_PROMPT_
Repeat each line exactly, leaving nothing out.

_DATA LISTING_

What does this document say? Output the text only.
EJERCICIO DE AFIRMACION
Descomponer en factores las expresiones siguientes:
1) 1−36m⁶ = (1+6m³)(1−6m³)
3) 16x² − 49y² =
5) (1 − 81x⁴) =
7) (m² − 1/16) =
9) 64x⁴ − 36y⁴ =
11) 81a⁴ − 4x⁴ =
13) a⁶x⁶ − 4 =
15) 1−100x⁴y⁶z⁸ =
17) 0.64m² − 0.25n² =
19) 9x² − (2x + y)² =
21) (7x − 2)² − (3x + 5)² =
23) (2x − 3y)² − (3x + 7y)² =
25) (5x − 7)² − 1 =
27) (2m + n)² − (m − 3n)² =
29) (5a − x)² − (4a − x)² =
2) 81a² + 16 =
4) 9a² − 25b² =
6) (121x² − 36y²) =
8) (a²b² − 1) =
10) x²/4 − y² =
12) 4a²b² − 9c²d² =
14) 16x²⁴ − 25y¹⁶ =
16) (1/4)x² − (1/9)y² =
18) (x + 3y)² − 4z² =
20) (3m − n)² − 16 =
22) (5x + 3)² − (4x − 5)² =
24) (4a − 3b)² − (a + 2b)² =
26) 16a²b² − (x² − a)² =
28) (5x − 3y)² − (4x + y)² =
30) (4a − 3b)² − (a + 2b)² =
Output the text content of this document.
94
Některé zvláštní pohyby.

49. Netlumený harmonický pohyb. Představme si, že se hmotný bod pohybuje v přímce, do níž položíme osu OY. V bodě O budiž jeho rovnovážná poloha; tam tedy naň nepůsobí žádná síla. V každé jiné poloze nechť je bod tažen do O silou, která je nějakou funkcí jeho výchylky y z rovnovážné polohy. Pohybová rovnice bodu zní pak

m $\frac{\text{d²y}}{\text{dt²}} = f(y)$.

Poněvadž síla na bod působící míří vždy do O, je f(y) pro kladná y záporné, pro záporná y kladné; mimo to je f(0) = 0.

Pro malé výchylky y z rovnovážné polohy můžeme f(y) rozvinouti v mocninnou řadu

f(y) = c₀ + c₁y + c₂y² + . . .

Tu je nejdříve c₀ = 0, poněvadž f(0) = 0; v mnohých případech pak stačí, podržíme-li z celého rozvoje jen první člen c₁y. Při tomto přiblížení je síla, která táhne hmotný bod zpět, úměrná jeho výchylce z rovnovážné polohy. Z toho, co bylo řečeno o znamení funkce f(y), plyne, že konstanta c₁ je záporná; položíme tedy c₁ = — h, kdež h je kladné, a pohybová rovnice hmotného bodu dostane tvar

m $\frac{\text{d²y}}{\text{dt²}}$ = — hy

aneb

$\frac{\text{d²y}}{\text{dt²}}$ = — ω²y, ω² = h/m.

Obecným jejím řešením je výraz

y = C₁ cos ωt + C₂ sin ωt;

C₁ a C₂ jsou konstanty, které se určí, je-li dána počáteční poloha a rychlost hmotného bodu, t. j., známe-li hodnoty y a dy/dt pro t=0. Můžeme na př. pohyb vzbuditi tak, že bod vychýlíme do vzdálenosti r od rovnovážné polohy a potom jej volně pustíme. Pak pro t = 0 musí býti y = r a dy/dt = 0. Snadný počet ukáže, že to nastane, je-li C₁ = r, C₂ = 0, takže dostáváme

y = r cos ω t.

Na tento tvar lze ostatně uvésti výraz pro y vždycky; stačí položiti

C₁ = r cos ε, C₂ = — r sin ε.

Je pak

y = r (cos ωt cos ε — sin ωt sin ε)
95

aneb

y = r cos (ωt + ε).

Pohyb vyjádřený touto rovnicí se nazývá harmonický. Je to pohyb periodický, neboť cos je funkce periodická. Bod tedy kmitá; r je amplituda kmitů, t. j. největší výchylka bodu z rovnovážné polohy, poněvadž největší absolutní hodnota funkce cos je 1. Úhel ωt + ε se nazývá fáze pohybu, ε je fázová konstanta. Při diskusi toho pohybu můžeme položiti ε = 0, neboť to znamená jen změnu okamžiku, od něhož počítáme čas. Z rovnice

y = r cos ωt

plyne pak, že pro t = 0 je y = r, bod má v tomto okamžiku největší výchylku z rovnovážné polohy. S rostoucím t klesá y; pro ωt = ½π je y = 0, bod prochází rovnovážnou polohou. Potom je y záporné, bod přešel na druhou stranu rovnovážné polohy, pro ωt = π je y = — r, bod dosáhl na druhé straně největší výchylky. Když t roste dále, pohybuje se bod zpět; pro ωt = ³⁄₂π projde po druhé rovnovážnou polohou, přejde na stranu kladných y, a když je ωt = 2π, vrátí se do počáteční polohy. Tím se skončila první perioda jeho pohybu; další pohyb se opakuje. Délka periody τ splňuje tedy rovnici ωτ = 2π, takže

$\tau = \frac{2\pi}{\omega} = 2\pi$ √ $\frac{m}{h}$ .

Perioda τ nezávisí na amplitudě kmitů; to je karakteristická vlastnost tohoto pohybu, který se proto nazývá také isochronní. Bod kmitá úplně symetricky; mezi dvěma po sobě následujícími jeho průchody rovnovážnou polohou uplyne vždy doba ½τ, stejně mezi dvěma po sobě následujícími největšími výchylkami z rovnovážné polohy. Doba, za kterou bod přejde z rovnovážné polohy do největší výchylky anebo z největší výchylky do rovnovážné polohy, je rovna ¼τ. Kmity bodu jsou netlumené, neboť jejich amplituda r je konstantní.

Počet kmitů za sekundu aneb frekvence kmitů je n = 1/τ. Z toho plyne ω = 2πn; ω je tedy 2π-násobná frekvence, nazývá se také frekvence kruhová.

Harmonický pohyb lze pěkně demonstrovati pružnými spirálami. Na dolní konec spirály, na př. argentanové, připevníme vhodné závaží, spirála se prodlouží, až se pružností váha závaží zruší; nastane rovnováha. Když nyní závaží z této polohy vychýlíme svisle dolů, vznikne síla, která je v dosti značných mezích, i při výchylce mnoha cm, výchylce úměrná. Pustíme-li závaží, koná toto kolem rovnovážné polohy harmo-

_FINAL RESULT_
What does this document say? Output the text only.
EJERCICIO DE AFIRMACION
Descomponer en factores las expresiones siguientes:
1) 1−36m⁶ = (1+6m³)(1−6m³)
3) 16x² − 49y² =
5) (1 − 81x⁴) =
7) (m² − 1/16) =
9) 64x⁴ − 36y⁴ =
11) 81a⁴ − 4x⁴ =
13) a⁶x⁶ − 4 =
15) 1−100x⁴y⁶z⁸ =
17) 0.64m² − 0.25n² =
19) 9x² − (2x + y)² =
21) (7x − 2)² − (3x + 5)² =
23) (2x − 3y)² − (3x + 7y)² =
25) (5x − 7)² − 1 =
27) (2m + n)² − (m − 3n)² =
29) (5a − x)² − (4a − x)² =
2) 81a² + 16 =
4) 9a² − 25b² =
6) (121x² − 36y²) =
8) (a²b² − 1) =
10) x²/4 − y² =
12) 4a²b² − 9c²d² =
14) 16x²⁴ − 25y¹⁶ =
16) (1/4)x² − (1/9)y² =
18) (x + 3y)² − 4z² =
20) (3m − n)² − 16 =
22) (5x + 3)² − (4x − 5)² =
24) (4a − 3b)² − (a + 2b)² =
26) 16a²b² − (x² − a)² =
28) (5x − 3y)² − (4x + y)² =
30) (4a − 3b)² − (a + 2b)² =
Output the text content of this document.
94
Některé zvláštní pohyby.

49. Netlumený harmonický pohyb. Představme si, že se hmotný bod pohybuje v přímce, do níž položíme osu OY. V bodě O budiž jeho rovnovážná poloha; tam tedy naň nepůsobí žádná síla. V každé jiné poloze nechť je bod tažen do O silou, která je nějakou funkcí jeho výchylky y z rovnovážné polohy. Pohybová rovnice bodu zní pak

m $\frac{\text{d²y}}{\text{dt²}} = f(y)$.

Poněvadž síla na bod působící míří vždy do O, je f(y) pro kladná y záporné, pro záporná y kladné; mimo to je f(0) = 0.

Pro malé výchylky y z rovnovážné polohy můžeme f(y) rozvinouti v mocninnou řadu

f(y) = c₀ + c₁y + c₂y² + . . .

Tu je nejdříve c₀ = 0, poněvadž f(0) = 0; v mnohých případech pak stačí, podržíme-li z celého rozvoje jen první člen c₁y. Při tomto přiblížení je síla, která táhne hmotný bod zpět, úměrná jeho výchylce z rovnovážné polohy. Z toho, co bylo řečeno o znamení funkce f(y), plyne, že konstanta c₁ je záporná; položíme tedy c₁ = — h, kdež h je kladné, a pohybová rovnice hmotného bodu dostane tvar

m $\frac{\text{d²y}}{\text{dt²}}$ = — hy

aneb

$\frac{\text{d²y}}{\text{dt²}}$ = — ω²y, ω² = h/m.

Obecným jejím řešením je výraz

y = C₁ cos ωt + C₂ sin ωt;

C₁ a C₂ jsou konstanty, které se určí, je-li dána počáteční poloha a rychlost hmotného bodu, t. j., známe-li hodnoty y a dy/dt pro t=0. Můžeme na př. pohyb vzbuditi tak, že bod vychýlíme do vzdálenosti r od rovnovážné polohy a potom jej volně pustíme. Pak pro t = 0 musí býti y = r a dy/dt = 0. Snadný počet ukáže, že to nastane, je-li C₁ = r, C₂ = 0, takže dostáváme

y = r cos ω t.

Na tento tvar lze ostatně uvésti výraz pro y vždycky; stačí položiti

C₁ = r cos ε, C₂ = — r sin ε.

Je pak

y = r (cos ωt cos ε — sin ωt sin ε)
95

aneb

y = r cos (ωt + ε).

Pohyb vyjádřený touto rovnicí se nazývá harmonický. Je to pohyb periodický, neboť cos je funkce periodická. Bod tedy kmitá; r je amplituda kmitů, t. j. největší výchylka bodu z rovnovážné polohy, poněvadž největší absolutní hodnota funkce cos je 1. Úhel ωt + ε se nazývá fáze pohybu, ε je fázová konstanta. Při diskusi toho pohybu můžeme položiti ε = 0, neboť to znamená jen změnu okamžiku, od něhož počítáme čas. Z rovnice

y = r cos ωt

plyne pak, že pro t = 0 je y = r, bod má v tomto okamžiku největší výchylku z rovnovážné polohy. S rostoucím t klesá y; pro ωt = ½π je y = 0, bod prochází rovnovážnou polohou. Potom je y záporné, bod přešel na druhou stranu rovnovážné polohy, pro ωt = π je y = — r, bod dosáhl na druhé straně největší výchylky. Když t roste dále, pohybuje se bod zpět; pro ωt = ³⁄₂π projde po druhé rovnovážnou polohou, přejde na stranu kladných y, a když je ωt = 2π, vrátí se do počáteční polohy. Tím se skončila první perioda jeho pohybu; další pohyb se opakuje. Délka periody τ splňuje tedy rovnici ωτ = 2π, takže

$\tau = \frac{2\pi}{\omega} = 2\pi$ √ $\frac{m}{h}$ .

Perioda τ nezávisí na amplitudě kmitů; to je karakteristická vlastnost tohoto pohybu, který se proto nazývá také isochronní. Bod kmitá úplně symetricky; mezi dvěma po sobě následujícími jeho průchody rovnovážnou polohou uplyne vždy doba ½τ, stejně mezi dvěma po sobě následujícími největšími výchylkami z rovnovážné polohy. Doba, za kterou bod přejde z rovnovážné polohy do největší výchylky anebo z největší výchylky do rovnovážné polohy, je rovna ¼τ. Kmity bodu jsou netlumené, neboť jejich amplituda r je konstantní.

Počet kmitů za sekundu aneb frekvence kmitů je n = 1/τ. Z toho plyne ω = 2πn; ω je tedy 2π-násobná frekvence, nazývá se také frekvence kruhová.

Harmonický pohyb lze pěkně demonstrovati pružnými spirálami. Na dolní konec spirály, na př. argentanové, připevníme vhodné závaží, spirála se prodlouží, až se pružností váha závaží zruší; nastane rovnováha. Když nyní závaží z této polohy vychýlíme svisle dolů, vznikne síla, která je v dosti značných mezích, i při výchylce mnoha cm, výchylce úměrná. Pustíme-li závaží, koná toto kolem rovnovážné polohy harmo-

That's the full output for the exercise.